** Problem requirements **
In the listing below, count the lines with "type" and report only the figure.

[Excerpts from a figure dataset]

···

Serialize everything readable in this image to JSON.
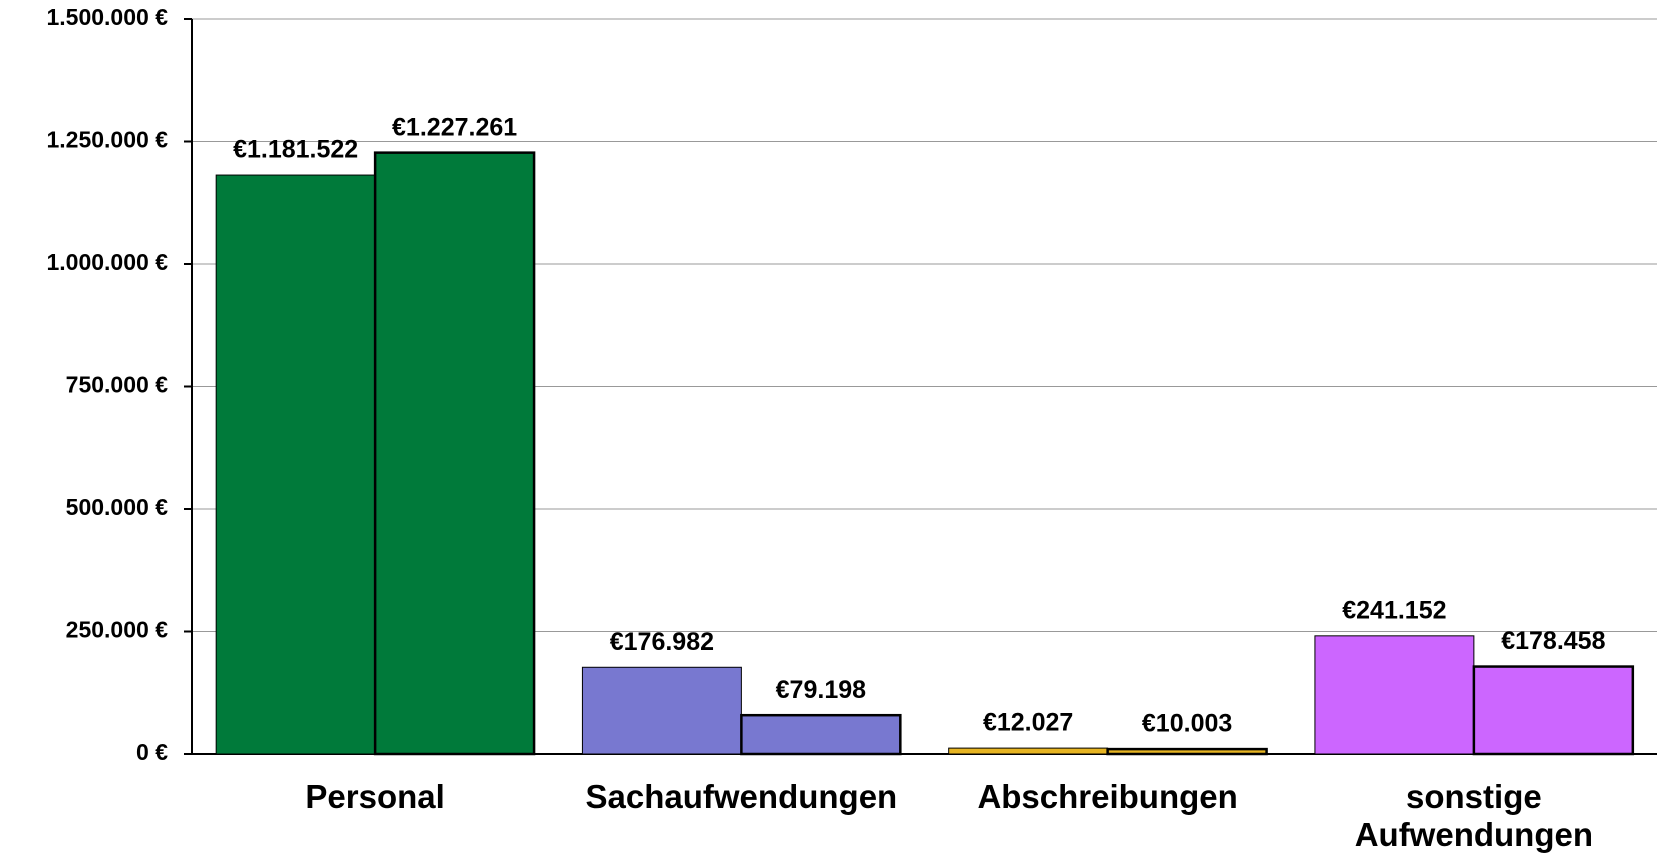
{
  "chart_data": {
    "type": "bar",
    "categories": [
      "Personal",
      "Sachaufwendungen",
      "Abschreibungen",
      "sonstige Aufwendungen"
    ],
    "colors": [
      "#007a3a",
      "#7878d0",
      "#e6b422",
      "#cc66ff"
    ],
    "series": [
      {
        "values": [
          1181522,
          176982,
          12027,
          241152
        ],
        "value_labels": [
          "€1.181.522",
          "€176.982",
          "€12.027",
          "€241.152"
        ]
      },
      {
        "values": [
          1227261,
          79198,
          10003,
          178458
        ],
        "value_labels": [
          "€1.227.261",
          "€79.198",
          "€10.003",
          "€178.458"
        ]
      }
    ],
    "ylim": [
      0,
      1500000
    ],
    "yticks": [
      {
        "value": 0,
        "label": "0 €"
      },
      {
        "value": 250000,
        "label": "250.000 €"
      },
      {
        "value": 500000,
        "label": "500.000 €"
      },
      {
        "value": 750000,
        "label": "750.000 €"
      },
      {
        "value": 1000000,
        "label": "1.000.000 €"
      },
      {
        "value": 1250000,
        "label": "1.250.000 €"
      },
      {
        "value": 1500000,
        "label": "1.500.000 €"
      }
    ],
    "grid": true
  }
}
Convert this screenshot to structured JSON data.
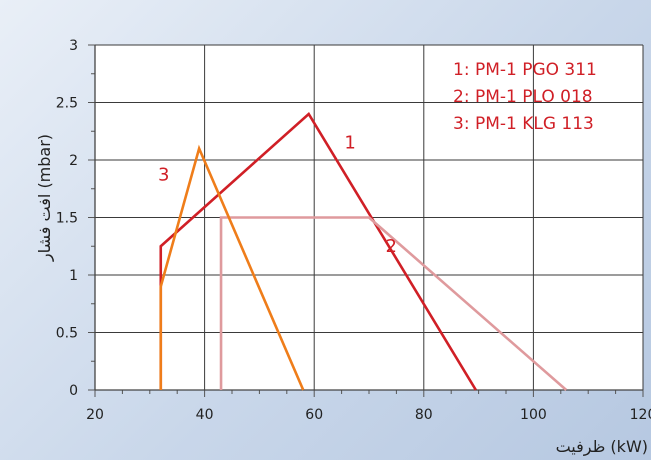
{
  "chart_data": {
    "type": "line",
    "title": "",
    "xlabel": "ظرفیت (kW)",
    "ylabel": "افت فشار (mbar)",
    "xlim": [
      20,
      120
    ],
    "ylim": [
      0,
      3
    ],
    "x_ticks": [
      "20",
      "40",
      "60",
      "80",
      "100",
      "120"
    ],
    "y_ticks": [
      "0",
      "0.5",
      "1",
      "1.5",
      "2",
      "2.5",
      "3"
    ],
    "grid": {
      "x_major": true,
      "y_major": true
    },
    "legend": {
      "placement": "top-right",
      "entries": [
        "1: PM-1 PGO 311",
        "2: PM-1 PLO 018",
        "3: PM-1 KLG 113"
      ]
    },
    "series": [
      {
        "label": "1",
        "color": "#d01f26",
        "points": [
          [
            32,
            0
          ],
          [
            32,
            1.25
          ],
          [
            59,
            2.4
          ],
          [
            89.5,
            0
          ]
        ],
        "label_at": [
          65.5,
          2.1
        ]
      },
      {
        "label": "2",
        "color": "#df9a9d",
        "points": [
          [
            43,
            0
          ],
          [
            43,
            1.5
          ],
          [
            70,
            1.5
          ],
          [
            106,
            0
          ]
        ],
        "label_at": [
          73,
          1.2
        ]
      },
      {
        "label": "3",
        "color": "#ef7d1a",
        "points": [
          [
            32,
            0
          ],
          [
            32,
            0.9
          ],
          [
            39,
            2.1
          ],
          [
            58,
            0
          ]
        ],
        "label_at": [
          31.5,
          1.82
        ]
      }
    ]
  }
}
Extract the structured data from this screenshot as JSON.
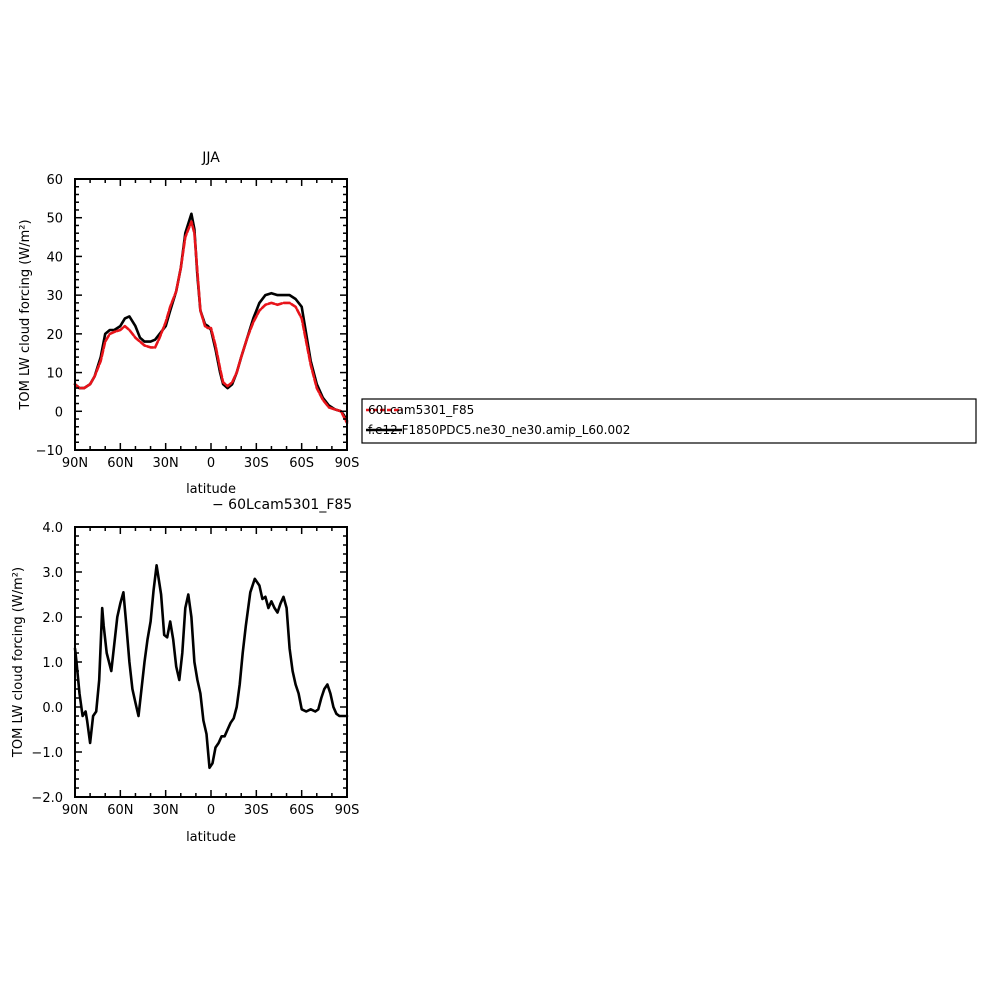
{
  "colors": {
    "exp": "#e8141a",
    "ctl": "#000000"
  },
  "legend": {
    "entries": [
      "60Lcam5301_F85",
      "f.e12.F1850PDC5.ne30_ne30.amip_L60.002"
    ]
  },
  "chart_data": [
    {
      "type": "line",
      "title": "JJA",
      "xlabel": "latitude",
      "ylabel": "TOM LW cloud forcing (W/m²)",
      "xlim": [
        90,
        -90
      ],
      "ylim": [
        -10,
        60
      ],
      "xticks": [
        90,
        60,
        30,
        0,
        -30,
        -60,
        -90
      ],
      "xticklabels": [
        "90N",
        "60N",
        "30N",
        "0",
        "30S",
        "60S",
        "90S"
      ],
      "yticks": [
        -10,
        0,
        10,
        20,
        30,
        40,
        50,
        60
      ],
      "yticklabels": [
        "−10",
        "0",
        "10",
        "20",
        "30",
        "40",
        "50",
        "60"
      ],
      "series": [
        {
          "name": "60Lcam5301_F85",
          "color": "#e8141a",
          "dashed": true,
          "x": [
            90,
            87,
            84,
            80,
            77,
            73,
            70,
            67,
            64,
            60,
            57,
            54,
            50,
            47,
            44,
            40,
            37,
            34,
            30,
            27,
            23,
            20,
            17,
            13,
            11,
            9,
            7,
            4,
            2,
            0,
            -3,
            -6,
            -8,
            -11,
            -14,
            -17,
            -20,
            -24,
            -28,
            -32,
            -36,
            -40,
            -44,
            -48,
            -52,
            -56,
            -60,
            -63,
            -66,
            -70,
            -74,
            -78,
            -82,
            -86,
            -88,
            -90
          ],
          "y": [
            7,
            6,
            6,
            7,
            9,
            13,
            18,
            20,
            20.5,
            21,
            22,
            21,
            19,
            18,
            17,
            16.5,
            16.5,
            19,
            23,
            27,
            31,
            37,
            45,
            49,
            46,
            36,
            26,
            22,
            21.5,
            21.5,
            17,
            11,
            7.5,
            6.5,
            7.5,
            10,
            14,
            19,
            23,
            26,
            27.5,
            28,
            27.5,
            28,
            28,
            27,
            24,
            18,
            12,
            6,
            3,
            1,
            0.5,
            0,
            -1.5,
            -3
          ]
        },
        {
          "name": "f.e12.F1850PDC5.ne30_ne30.amip_L60.002",
          "color": "#000000",
          "dashed": false,
          "x": [
            90,
            87,
            84,
            80,
            77,
            73,
            70,
            67,
            64,
            60,
            57,
            54,
            50,
            47,
            44,
            40,
            37,
            34,
            30,
            27,
            23,
            20,
            17,
            13,
            11,
            9,
            7,
            4,
            2,
            0,
            -3,
            -6,
            -8,
            -11,
            -14,
            -17,
            -20,
            -24,
            -28,
            -32,
            -36,
            -40,
            -44,
            -48,
            -52,
            -56,
            -60,
            -63,
            -66,
            -70,
            -74,
            -78,
            -82,
            -86,
            -88,
            -90
          ],
          "y": [
            7,
            6,
            6,
            7,
            9,
            14,
            20,
            21,
            21,
            22,
            24,
            24.5,
            22,
            19,
            18,
            18,
            18.5,
            20,
            22,
            26,
            31,
            37,
            46,
            51,
            47,
            35,
            26,
            22.5,
            22,
            21,
            16,
            10,
            7,
            6,
            7,
            10,
            14,
            19,
            24,
            28,
            30,
            30.5,
            30,
            30,
            30,
            29,
            27,
            20,
            13,
            7,
            3.5,
            1.5,
            0.5,
            0,
            -1,
            -2.5
          ]
        }
      ]
    },
    {
      "type": "line",
      "title": "− 60Lcam5301_F85",
      "xlabel": "latitude",
      "ylabel": "TOM LW cloud forcing (W/m²)",
      "xlim": [
        90,
        -90
      ],
      "ylim": [
        -2.0,
        4.0
      ],
      "xticks": [
        90,
        60,
        30,
        0,
        -30,
        -60,
        -90
      ],
      "xticklabels": [
        "90N",
        "60N",
        "30N",
        "0",
        "30S",
        "60S",
        "90S"
      ],
      "yticks": [
        -2,
        -1,
        0,
        1,
        2,
        3,
        4
      ],
      "yticklabels": [
        "−2.0",
        "−1.0",
        "0.0",
        "1.0",
        "2.0",
        "3.0",
        "4.0"
      ],
      "series": [
        {
          "name": "",
          "color": "#000000",
          "dashed": false,
          "x": [
            90,
            89,
            87,
            85,
            83,
            82,
            80,
            78,
            76,
            74,
            72,
            71,
            69,
            66,
            64,
            62,
            60,
            58,
            56,
            54,
            52,
            50,
            48,
            46,
            44,
            42,
            40,
            38,
            36,
            33,
            31,
            29,
            27,
            25,
            23,
            21,
            19,
            17,
            15,
            13,
            11,
            9,
            7,
            5,
            3,
            1,
            -1,
            -3,
            -5,
            -7,
            -9,
            -11,
            -13,
            -15,
            -17,
            -19,
            -21,
            -23,
            -26,
            -29,
            -32,
            -34,
            -36,
            -38,
            -40,
            -42,
            -44,
            -46,
            -48,
            -50,
            -52,
            -54,
            -56,
            -58,
            -60,
            -63,
            -66,
            -69,
            -71,
            -73,
            -75,
            -77,
            -79,
            -81,
            -83,
            -85,
            -87,
            -89,
            -90
          ],
          "y": [
            1.3,
            1.0,
            0.3,
            -0.2,
            -0.1,
            -0.3,
            -0.8,
            -0.2,
            -0.1,
            0.6,
            2.2,
            1.8,
            1.2,
            0.8,
            1.4,
            2.0,
            2.3,
            2.55,
            1.8,
            1.0,
            0.4,
            0.1,
            -0.2,
            0.4,
            1.0,
            1.5,
            1.9,
            2.6,
            3.15,
            2.5,
            1.6,
            1.55,
            1.9,
            1.5,
            0.9,
            0.6,
            1.2,
            2.2,
            2.5,
            2.0,
            1.0,
            0.6,
            0.3,
            -0.3,
            -0.6,
            -1.35,
            -1.25,
            -0.9,
            -0.8,
            -0.65,
            -0.65,
            -0.5,
            -0.35,
            -0.25,
            0.0,
            0.5,
            1.2,
            1.8,
            2.55,
            2.85,
            2.7,
            2.4,
            2.45,
            2.2,
            2.35,
            2.2,
            2.1,
            2.3,
            2.45,
            2.2,
            1.3,
            0.8,
            0.5,
            0.3,
            -0.05,
            -0.1,
            -0.05,
            -0.1,
            -0.05,
            0.2,
            0.4,
            0.5,
            0.3,
            0.0,
            -0.15,
            -0.2,
            -0.2,
            -0.2,
            -0.2
          ]
        }
      ]
    }
  ]
}
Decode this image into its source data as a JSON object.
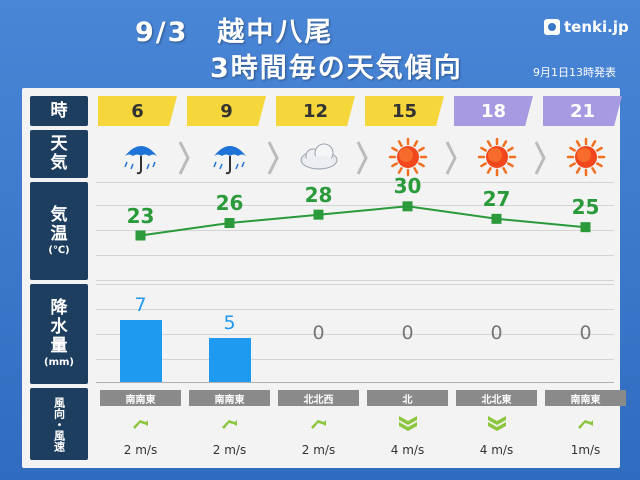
{
  "header": {
    "line1": "9/3　越中八尾",
    "line2": "3時間毎の天気傾向",
    "logo": "tenki.jp",
    "issued": "9月1日13時発表"
  },
  "labels": {
    "hour": "時",
    "weather": [
      "天",
      "気"
    ],
    "temp": [
      "気",
      "温"
    ],
    "temp_unit": "(℃)",
    "precip": [
      "降",
      "水",
      "量"
    ],
    "precip_unit": "(mm)",
    "wind": "風向・風速"
  },
  "columns": [
    {
      "hour": "6",
      "period": "day",
      "weather": "rain-umbrella-icon",
      "temp": "23",
      "precip": "7",
      "wind_dir": "南南東",
      "wind_speed": "2 m/s",
      "wind_level": 1
    },
    {
      "hour": "9",
      "period": "day",
      "weather": "rain-umbrella-icon",
      "temp": "26",
      "precip": "5",
      "wind_dir": "南南東",
      "wind_speed": "2 m/s",
      "wind_level": 1
    },
    {
      "hour": "12",
      "period": "day",
      "weather": "cloud-icon",
      "temp": "28",
      "precip": "0",
      "wind_dir": "北北西",
      "wind_speed": "2 m/s",
      "wind_level": 1
    },
    {
      "hour": "15",
      "period": "day",
      "weather": "sun-icon",
      "temp": "30",
      "precip": "0",
      "wind_dir": "北",
      "wind_speed": "4 m/s",
      "wind_level": 2
    },
    {
      "hour": "18",
      "period": "night",
      "weather": "sun-icon",
      "temp": "27",
      "precip": "0",
      "wind_dir": "北北東",
      "wind_speed": "4 m/s",
      "wind_level": 2
    },
    {
      "hour": "21",
      "period": "night",
      "weather": "sun-icon",
      "temp": "25",
      "precip": "0",
      "wind_dir": "南南東",
      "wind_speed": "1m/s",
      "wind_level": 1
    }
  ],
  "colors": {
    "temp": "#2a9a3a",
    "precip_bar": "#1e9af0",
    "precip_text_nonzero": "#1e9af0",
    "precip_text_zero": "#777777",
    "day_header": "#f5d73c",
    "night_header": "#a89ae2",
    "label_bg": "#1e3e5f",
    "wind_arrow": "#8cc63f"
  }
}
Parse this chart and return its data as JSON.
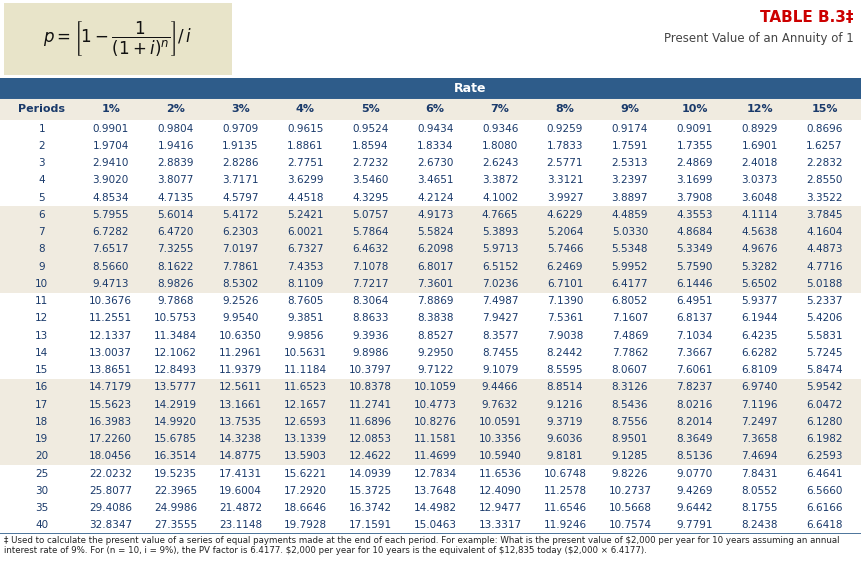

···

** Result of the exercise **
4